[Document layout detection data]

=== Begin Enclosure ===

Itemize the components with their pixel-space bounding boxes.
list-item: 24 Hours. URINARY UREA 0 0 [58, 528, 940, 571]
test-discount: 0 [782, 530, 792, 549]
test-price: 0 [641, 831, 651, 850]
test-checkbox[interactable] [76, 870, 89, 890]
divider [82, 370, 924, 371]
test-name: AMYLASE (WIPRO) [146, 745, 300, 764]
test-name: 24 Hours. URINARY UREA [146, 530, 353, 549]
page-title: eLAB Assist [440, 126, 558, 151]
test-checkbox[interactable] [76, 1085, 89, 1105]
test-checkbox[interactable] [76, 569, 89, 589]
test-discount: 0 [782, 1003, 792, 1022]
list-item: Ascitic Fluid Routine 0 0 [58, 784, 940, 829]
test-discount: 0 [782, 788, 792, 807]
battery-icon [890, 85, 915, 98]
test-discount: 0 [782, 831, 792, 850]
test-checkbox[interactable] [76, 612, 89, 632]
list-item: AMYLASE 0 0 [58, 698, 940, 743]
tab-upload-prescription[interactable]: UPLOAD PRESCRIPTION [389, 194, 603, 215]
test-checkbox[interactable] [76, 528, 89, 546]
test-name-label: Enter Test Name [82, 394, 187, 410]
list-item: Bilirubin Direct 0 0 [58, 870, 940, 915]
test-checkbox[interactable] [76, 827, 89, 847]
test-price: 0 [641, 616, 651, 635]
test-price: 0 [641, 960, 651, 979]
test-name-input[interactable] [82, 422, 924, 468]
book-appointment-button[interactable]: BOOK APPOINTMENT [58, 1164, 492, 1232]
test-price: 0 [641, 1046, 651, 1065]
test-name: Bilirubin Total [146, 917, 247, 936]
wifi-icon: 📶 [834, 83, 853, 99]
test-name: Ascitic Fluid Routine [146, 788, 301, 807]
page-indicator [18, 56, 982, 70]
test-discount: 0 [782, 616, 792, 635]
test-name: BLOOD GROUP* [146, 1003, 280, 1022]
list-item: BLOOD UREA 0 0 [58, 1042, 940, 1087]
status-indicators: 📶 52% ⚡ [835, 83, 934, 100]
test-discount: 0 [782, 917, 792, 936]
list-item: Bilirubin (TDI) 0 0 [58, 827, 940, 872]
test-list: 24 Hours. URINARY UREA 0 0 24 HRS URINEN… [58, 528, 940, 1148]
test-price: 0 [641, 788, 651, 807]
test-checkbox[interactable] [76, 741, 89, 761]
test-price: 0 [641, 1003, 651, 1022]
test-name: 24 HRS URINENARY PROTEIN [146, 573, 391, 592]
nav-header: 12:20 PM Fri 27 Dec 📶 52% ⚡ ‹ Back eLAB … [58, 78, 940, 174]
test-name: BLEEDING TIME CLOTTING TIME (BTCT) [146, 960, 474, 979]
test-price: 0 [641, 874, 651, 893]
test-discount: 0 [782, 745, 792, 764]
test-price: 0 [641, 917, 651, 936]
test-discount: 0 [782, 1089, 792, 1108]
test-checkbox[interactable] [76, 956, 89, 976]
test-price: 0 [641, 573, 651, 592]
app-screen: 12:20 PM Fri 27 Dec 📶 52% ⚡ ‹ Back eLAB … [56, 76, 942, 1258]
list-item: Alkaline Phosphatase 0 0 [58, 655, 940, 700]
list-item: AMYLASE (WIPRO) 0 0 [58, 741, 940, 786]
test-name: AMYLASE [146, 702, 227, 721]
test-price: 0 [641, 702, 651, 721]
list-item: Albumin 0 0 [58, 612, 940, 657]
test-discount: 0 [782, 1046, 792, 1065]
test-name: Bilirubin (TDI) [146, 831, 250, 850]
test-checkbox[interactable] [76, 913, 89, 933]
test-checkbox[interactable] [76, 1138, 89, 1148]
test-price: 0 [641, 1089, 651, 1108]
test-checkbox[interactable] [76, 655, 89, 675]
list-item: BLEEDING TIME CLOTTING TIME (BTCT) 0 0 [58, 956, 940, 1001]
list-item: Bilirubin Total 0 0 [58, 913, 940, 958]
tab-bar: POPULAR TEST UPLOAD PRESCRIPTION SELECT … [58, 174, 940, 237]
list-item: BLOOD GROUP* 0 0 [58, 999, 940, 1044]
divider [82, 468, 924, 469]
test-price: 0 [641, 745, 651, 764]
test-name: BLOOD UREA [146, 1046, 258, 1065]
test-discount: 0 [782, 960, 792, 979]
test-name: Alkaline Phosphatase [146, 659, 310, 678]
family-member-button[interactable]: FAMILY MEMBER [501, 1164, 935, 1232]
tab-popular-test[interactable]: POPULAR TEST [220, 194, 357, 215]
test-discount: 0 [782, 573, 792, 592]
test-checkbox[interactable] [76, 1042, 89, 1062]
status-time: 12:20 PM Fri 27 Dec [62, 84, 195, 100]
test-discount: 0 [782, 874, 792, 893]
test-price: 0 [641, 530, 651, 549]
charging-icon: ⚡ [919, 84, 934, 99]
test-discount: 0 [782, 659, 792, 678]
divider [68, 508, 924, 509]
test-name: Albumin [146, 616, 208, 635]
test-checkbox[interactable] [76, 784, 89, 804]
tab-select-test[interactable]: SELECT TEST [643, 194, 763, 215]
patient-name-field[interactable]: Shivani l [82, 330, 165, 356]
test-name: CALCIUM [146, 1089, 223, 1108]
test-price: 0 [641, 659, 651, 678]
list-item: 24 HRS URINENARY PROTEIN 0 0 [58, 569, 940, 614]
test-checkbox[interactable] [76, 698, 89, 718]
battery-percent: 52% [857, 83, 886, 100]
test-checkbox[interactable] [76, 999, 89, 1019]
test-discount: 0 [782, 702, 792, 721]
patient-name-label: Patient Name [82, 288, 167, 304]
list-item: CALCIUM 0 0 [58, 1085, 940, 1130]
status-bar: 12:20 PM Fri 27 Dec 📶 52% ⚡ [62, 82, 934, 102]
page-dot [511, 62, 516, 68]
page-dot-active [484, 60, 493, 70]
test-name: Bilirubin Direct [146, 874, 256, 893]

=== End Enclosure ===

> _Work task_: Across the records, how many lines contain "GROUP"? Only the number should be given.

> _Answer to this problem_: 2